EXERCISE PROMPT:
Repeat every record below exactly as written.

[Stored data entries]
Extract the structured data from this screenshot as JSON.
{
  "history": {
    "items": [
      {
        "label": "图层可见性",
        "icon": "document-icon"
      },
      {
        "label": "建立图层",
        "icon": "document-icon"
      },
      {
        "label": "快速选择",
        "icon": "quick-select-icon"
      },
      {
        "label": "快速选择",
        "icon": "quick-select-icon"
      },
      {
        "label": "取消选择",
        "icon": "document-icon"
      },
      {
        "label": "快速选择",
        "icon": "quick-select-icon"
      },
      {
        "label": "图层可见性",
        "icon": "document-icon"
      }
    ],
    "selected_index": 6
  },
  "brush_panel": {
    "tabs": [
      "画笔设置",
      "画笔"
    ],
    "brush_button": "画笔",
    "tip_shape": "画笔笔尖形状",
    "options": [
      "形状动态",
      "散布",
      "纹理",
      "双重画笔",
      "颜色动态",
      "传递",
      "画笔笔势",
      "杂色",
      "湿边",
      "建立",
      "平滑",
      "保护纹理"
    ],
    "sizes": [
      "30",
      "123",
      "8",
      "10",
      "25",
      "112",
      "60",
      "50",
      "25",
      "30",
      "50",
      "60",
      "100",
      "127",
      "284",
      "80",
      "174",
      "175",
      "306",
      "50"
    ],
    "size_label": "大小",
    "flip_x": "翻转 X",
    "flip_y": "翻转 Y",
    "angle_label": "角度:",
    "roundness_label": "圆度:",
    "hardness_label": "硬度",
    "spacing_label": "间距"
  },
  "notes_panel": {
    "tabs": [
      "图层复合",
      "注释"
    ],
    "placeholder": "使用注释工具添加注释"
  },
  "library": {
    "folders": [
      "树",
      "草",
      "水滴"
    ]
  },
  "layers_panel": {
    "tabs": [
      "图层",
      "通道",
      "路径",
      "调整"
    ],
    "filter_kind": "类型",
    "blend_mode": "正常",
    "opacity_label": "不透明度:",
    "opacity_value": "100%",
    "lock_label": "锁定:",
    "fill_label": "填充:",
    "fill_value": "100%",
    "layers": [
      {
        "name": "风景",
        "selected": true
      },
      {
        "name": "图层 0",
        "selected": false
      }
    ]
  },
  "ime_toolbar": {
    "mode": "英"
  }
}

RESULT:
Extract the structured data from this screenshot as JSON.
{
  "history": {
    "items": [
      {
        "label": "图层可见性",
        "icon": "document-icon"
      },
      {
        "label": "建立图层",
        "icon": "document-icon"
      },
      {
        "label": "快速选择",
        "icon": "quick-select-icon"
      },
      {
        "label": "快速选择",
        "icon": "quick-select-icon"
      },
      {
        "label": "取消选择",
        "icon": "document-icon"
      },
      {
        "label": "快速选择",
        "icon": "quick-select-icon"
      },
      {
        "label": "图层可见性",
        "icon": "document-icon"
      }
    ],
    "selected_index": 6
  },
  "brush_panel": {
    "tabs": [
      "画笔设置",
      "画笔"
    ],
    "brush_button": "画笔",
    "tip_shape": "画笔笔尖形状",
    "options": [
      "形状动态",
      "散布",
      "纹理",
      "双重画笔",
      "颜色动态",
      "传递",
      "画笔笔势",
      "杂色",
      "湿边",
      "建立",
      "平滑",
      "保护纹理"
    ],
    "sizes": [
      "30",
      "123",
      "8",
      "10",
      "25",
      "112",
      "60",
      "50",
      "25",
      "30",
      "50",
      "60",
      "100",
      "127",
      "284",
      "80",
      "174",
      "175",
      "306",
      "50"
    ],
    "size_label": "大小",
    "flip_x": "翻转 X",
    "flip_y": "翻转 Y",
    "angle_label": "角度:",
    "roundness_label": "圆度:",
    "hardness_label": "硬度",
    "spacing_label": "间距"
  },
  "notes_panel": {
    "tabs": [
      "图层复合",
      "注释"
    ],
    "placeholder": "使用注释工具添加注释"
  },
  "library": {
    "folders": [
      "树",
      "草",
      "水滴"
    ]
  },
  "layers_panel": {
    "tabs": [
      "图层",
      "通道",
      "路径",
      "调整"
    ],
    "filter_kind": "类型",
    "blend_mode": "正常",
    "opacity_label": "不透明度:",
    "opacity_value": "100%",
    "lock_label": "锁定:",
    "fill_label": "填充:",
    "fill_value": "100%",
    "layers": [
      {
        "name": "风景",
        "selected": true
      },
      {
        "name": "图层 0",
        "selected": false
      }
    ]
  },
  "ime_toolbar": {
    "mode": "英"
  }
}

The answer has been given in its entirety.